[Problem to work on]: Wherever the word "screenshot" appears in a line, extract that line.

Data records:

>> Begin

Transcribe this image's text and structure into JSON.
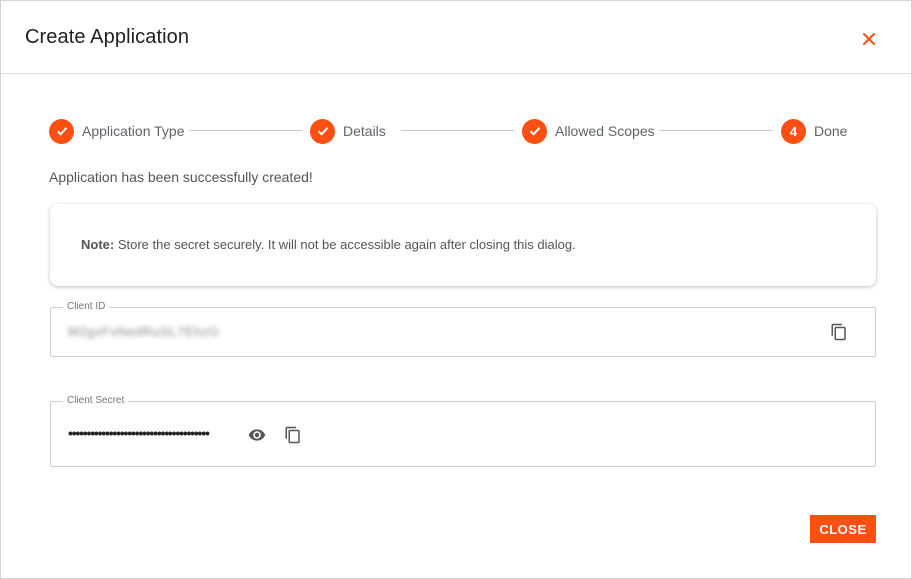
{
  "dialog": {
    "title": "Create Application",
    "close_icon": "close-icon"
  },
  "stepper": {
    "steps": [
      {
        "label": "Application Type",
        "state": "completed",
        "icon": "check-icon"
      },
      {
        "label": "Details",
        "state": "completed",
        "icon": "check-icon"
      },
      {
        "label": "Allowed Scopes",
        "state": "completed",
        "icon": "check-icon"
      },
      {
        "label": "Done",
        "state": "active",
        "number": "4"
      }
    ]
  },
  "message": "Application has been successfully created!",
  "note": {
    "prefix": "Note:",
    "text": " Store the secret securely. It will not be accessible again after closing this dialog."
  },
  "client_id": {
    "label": "Client ID",
    "value": "M2gxFvNedRuSL7EhzG",
    "copy_icon": "copy-icon"
  },
  "client_secret": {
    "label": "Client Secret",
    "value": "••••••••••••••••••••••••••••••••••••••",
    "visibility_icon": "eye-icon",
    "copy_icon": "copy-icon"
  },
  "actions": {
    "close_label": "CLOSE"
  },
  "colors": {
    "accent": "#ff4f12",
    "border": "#cfcfcf",
    "text_muted": "#5f6368"
  }
}
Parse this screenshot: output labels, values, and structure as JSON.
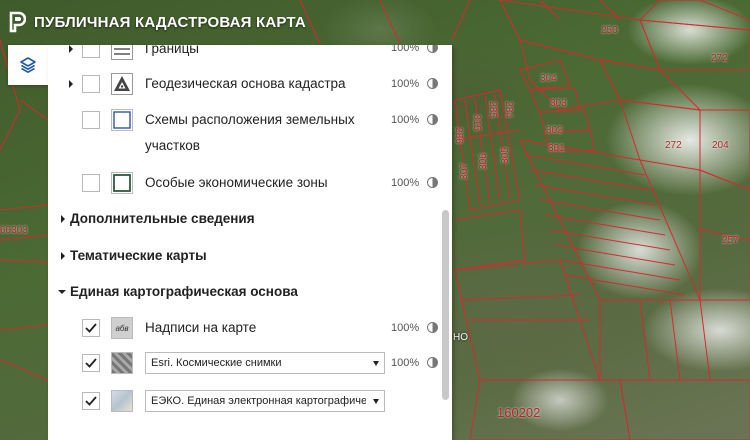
{
  "header": {
    "title": "ПУБЛИЧНАЯ КАДАСТРОВАЯ КАРТА",
    "logo_icon": "pkk-logo-icon"
  },
  "layers_button": {
    "icon": "layers-icon"
  },
  "panel": {
    "layers": [
      {
        "name": "Границы",
        "opacity": "100%",
        "checked": false,
        "expandable": true
      },
      {
        "name": "Геодезическая основа кадастра",
        "opacity": "100%",
        "checked": false,
        "expandable": true
      },
      {
        "name_line1": "Схемы расположения земельных",
        "name_line2": "участков",
        "opacity": "100%",
        "checked": false
      },
      {
        "name": "Особые экономические зоны",
        "opacity": "100%",
        "checked": false
      }
    ],
    "sections": {
      "additional": "Дополнительные сведения",
      "thematic": "Тематические карты",
      "base": "Единая картографическая основа"
    },
    "base_layers": [
      {
        "name": "Надписи на карте",
        "opacity": "100%",
        "checked": true,
        "icon_text": "абв"
      },
      {
        "select_value": "Esri. Космические снимки",
        "opacity": "100%",
        "checked": true
      },
      {
        "select_value": "ЕЭКО. Единая электронная картографическ",
        "checked": true
      }
    ]
  },
  "map_labels": [
    "250",
    "272",
    "304",
    "303",
    "302",
    "301",
    "272",
    "204",
    "257",
    "285",
    "284",
    "315",
    "286",
    "307",
    "306",
    "305",
    "60303",
    "160202",
    "НО"
  ],
  "colors": {
    "parcel_border": "#d42a2f",
    "panel_bg": "#ffffff",
    "accent": "#1e5aa6"
  }
}
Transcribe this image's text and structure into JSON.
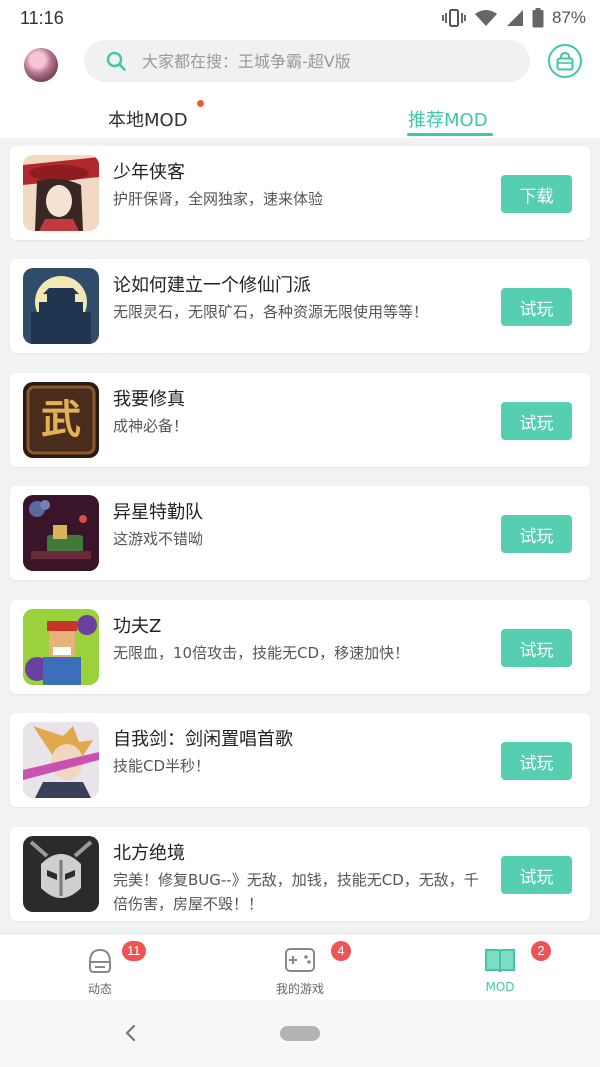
{
  "status_bar": {
    "time": "11:16",
    "battery": "87%"
  },
  "search": {
    "placeholder": "大家都在搜：王城争霸-超V版"
  },
  "tabs": [
    {
      "label": "本地MOD"
    },
    {
      "label": "推荐MOD"
    }
  ],
  "games": [
    {
      "title": "少年侠客",
      "description": "护肝保肾，全网独家，速来体验",
      "button": "下载"
    },
    {
      "title": "论如何建立一个修仙门派",
      "description": "无限灵石，无限矿石，各种资源无限使用等等！",
      "button": "试玩"
    },
    {
      "title": "我要修真",
      "description": "成神必备！",
      "button": "试玩",
      "icon_glyph": "武"
    },
    {
      "title": "异星特勤队",
      "description": "这游戏不错呦",
      "button": "试玩"
    },
    {
      "title": "功夫Z",
      "description": "无限血，10倍攻击，技能无CD，移速加快！",
      "button": "试玩"
    },
    {
      "title": "自我剑：剑闲置唱首歌",
      "description": "技能CD半秒！",
      "button": "试玩"
    },
    {
      "title": "北方绝境",
      "description": "完美！修复BUG--》无敌，加钱，技能无CD，无敌，千倍伤害，房屋不毁！！",
      "button": "试玩"
    }
  ],
  "bottom_nav": [
    {
      "label": "动态",
      "badge": "11"
    },
    {
      "label": "我的游戏",
      "badge": "4"
    },
    {
      "label": "MOD",
      "badge": "2"
    }
  ],
  "colors": {
    "accent": "#3ec8a6",
    "button": "#56cfb0",
    "badge": "#ef5454",
    "tab_dot": "#ef5a3a"
  }
}
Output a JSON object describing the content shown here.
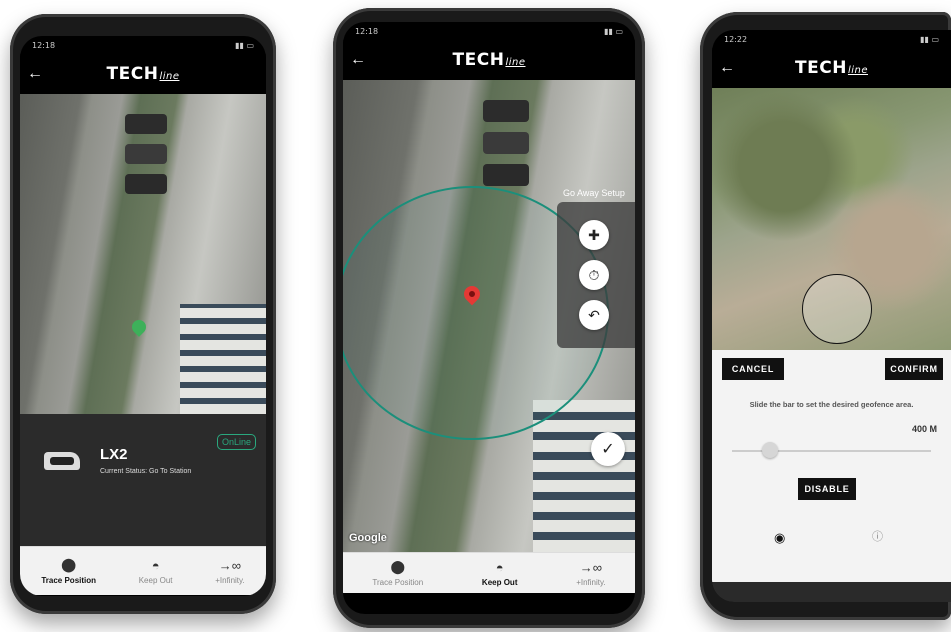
{
  "logo": {
    "main": "TECH",
    "sub": "line"
  },
  "phone1": {
    "status_time": "12:18",
    "device_name": "LX2",
    "device_status": "Current Status: Go To Station",
    "online_badge": "OnLine",
    "nav": [
      {
        "label": "Trace Position",
        "icon": "location-pin-icon",
        "active": true
      },
      {
        "label": "Keep Out",
        "icon": "keep-out-icon",
        "active": false
      },
      {
        "label": "+Infinity.",
        "icon": "infinity-icon",
        "active": false
      }
    ]
  },
  "phone2": {
    "status_time": "12:18",
    "panel_title": "Go Away Setup",
    "google_label": "Google",
    "nav": [
      {
        "label": "Trace Position",
        "icon": "location-pin-icon",
        "active": false
      },
      {
        "label": "Keep Out",
        "icon": "keep-out-icon",
        "active": true
      },
      {
        "label": "+Infinity.",
        "icon": "infinity-icon",
        "active": false
      }
    ]
  },
  "phone3": {
    "status_time": "12:22",
    "cancel_label": "CANCEL",
    "confirm_label": "CONFIRM",
    "hint": "Slide the bar to set the desired geofence area.",
    "distance": "400 M",
    "disable_label": "DISABLE"
  },
  "colors": {
    "accent": "#2aa87e",
    "pin": "#e53935",
    "geofence": "#1b8f7b"
  }
}
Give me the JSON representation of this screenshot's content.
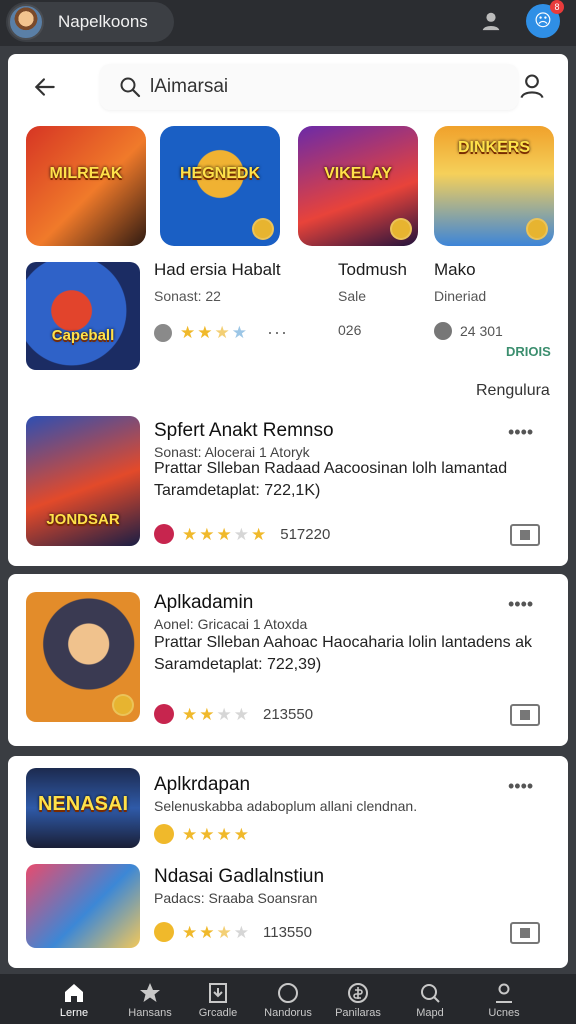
{
  "account": {
    "name": "Napelkoons",
    "notification_badge": "8"
  },
  "search": {
    "value": "lAimarsai"
  },
  "tiles": [
    {
      "label": "MILREAK",
      "colors": [
        "#d63524",
        "#f07a2a"
      ]
    },
    {
      "label": "HEGNEDK",
      "colors": [
        "#1a5fc4",
        "#f0b232"
      ]
    },
    {
      "label": "VIKELAY",
      "colors": [
        "#6b2aa8",
        "#e8433a"
      ]
    },
    {
      "label": "DINKERS",
      "colors": [
        "#f0a12b",
        "#3d85d8"
      ]
    }
  ],
  "featured": {
    "image_label": "Capeball",
    "tag": "DRIOIS",
    "columns": [
      {
        "title": "Had ersia Habalt",
        "subtitle": "Sonast: 22",
        "rating_stars": 2.5,
        "extra": "···"
      },
      {
        "title": "Todmush",
        "subtitle": "Sale",
        "value": "026"
      },
      {
        "title": "Mako",
        "subtitle": "Dineriad",
        "value": "24 301"
      }
    ]
  },
  "section_link": "Rengulura",
  "apps": [
    {
      "title": "Spfert Anakt Remnso",
      "line1": "Sonast: Alocerai 1 Atoryk",
      "line2": "Prattar Slleban Radaad Aacoosinan lolh lamantad",
      "line3": "Taramdetaplat: 722,1K)",
      "image_label": "JONDSAR",
      "rating_stars": 3,
      "count": "517220"
    },
    {
      "title": "Aplkadamin",
      "line1": "Aonel: Gricacai 1 Atoxda",
      "line2": "Prattar Slleban Aahoac Haocaharia lolin lantadens ak",
      "line3": "Saramdetaplat: 722,39)",
      "image_label": "",
      "rating_stars": 2,
      "count": "213550"
    }
  ],
  "card3": {
    "top": {
      "title": "Aplkrdapan",
      "line1": "Selenuskabba adaboplum allani clendnan.",
      "image_label": "NENASAI",
      "rating_stars": 4
    },
    "bottom": {
      "title": "Ndasai Gadlalnstiun",
      "line1": "Padacs: Sraaba Soansran",
      "rating_stars": 2.5,
      "count": "113550"
    }
  },
  "bottom_nav": [
    {
      "label": "Lerne",
      "icon": "home-icon",
      "active": true
    },
    {
      "label": "Hansans",
      "icon": "star-icon"
    },
    {
      "label": "Grcadle",
      "icon": "download-icon"
    },
    {
      "label": "Nandorus",
      "icon": "circle-icon"
    },
    {
      "label": "Panilaras",
      "icon": "coin-icon"
    },
    {
      "label": "Mapd",
      "icon": "search-icon"
    },
    {
      "label": "Ucnes",
      "icon": "person-icon"
    }
  ]
}
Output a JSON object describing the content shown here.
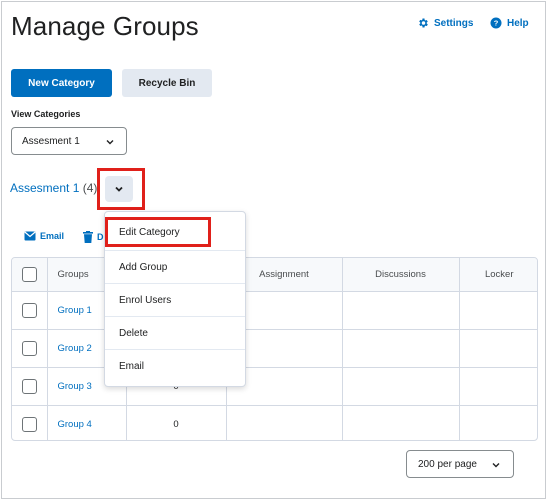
{
  "page": {
    "title": "Manage Groups"
  },
  "header_links": {
    "settings": "Settings",
    "help": "Help"
  },
  "buttons": {
    "new_category": "New Category",
    "recycle_bin": "Recycle Bin"
  },
  "view_categories": {
    "label": "View Categories",
    "selected": "Assesment 1"
  },
  "category": {
    "name": "Assesment 1",
    "count": "(4)"
  },
  "toolbar": {
    "email": "Email",
    "delete": "D"
  },
  "table": {
    "headers": [
      "Groups",
      "Assignment",
      "Discussions",
      "Locker"
    ],
    "rows": [
      {
        "name": "Group 1",
        "members": ""
      },
      {
        "name": "Group 2",
        "members": ""
      },
      {
        "name": "Group 3",
        "members": "0"
      },
      {
        "name": "Group 4",
        "members": "0"
      }
    ]
  },
  "context_menu": {
    "items": [
      "Edit Category",
      "Add Group",
      "Enrol Users",
      "Delete",
      "Email"
    ]
  },
  "pagination": {
    "per_page": "200 per page"
  },
  "colors": {
    "link": "#006fbf",
    "primary_button": "#006fbf",
    "highlight": "#e0201a",
    "secondary_button": "#e3e9f1"
  }
}
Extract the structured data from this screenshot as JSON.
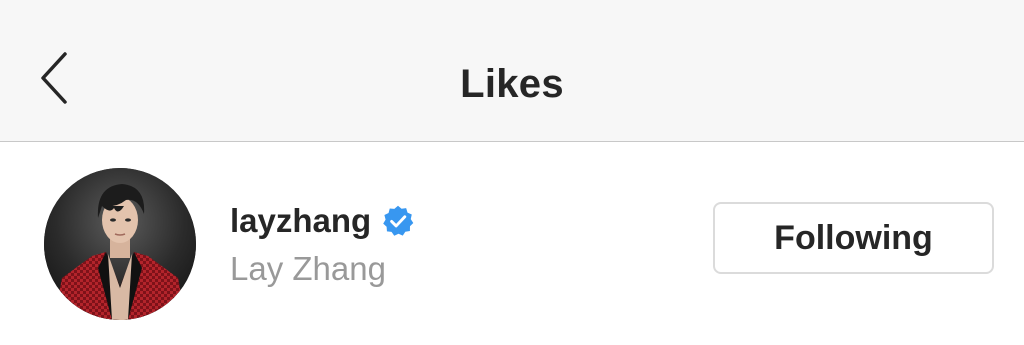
{
  "header": {
    "title": "Likes",
    "back_icon": "chevron-left-icon"
  },
  "user": {
    "username": "layzhang",
    "full_name": "Lay Zhang",
    "verified": true,
    "verified_icon": "verified-badge-icon",
    "avatar": "profile-photo",
    "follow_button_label": "Following"
  },
  "colors": {
    "header_bg": "#f7f7f7",
    "text_primary": "#262626",
    "text_secondary": "#999999",
    "verified_blue": "#3897f0",
    "button_border": "#dbdbdb"
  }
}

>> End

[Expected answer]:
Parse this screenshot: output labels, values, and structure as JSON.
Give me the JSON representation of this screenshot's content.
Extract the structured data from this screenshot as JSON.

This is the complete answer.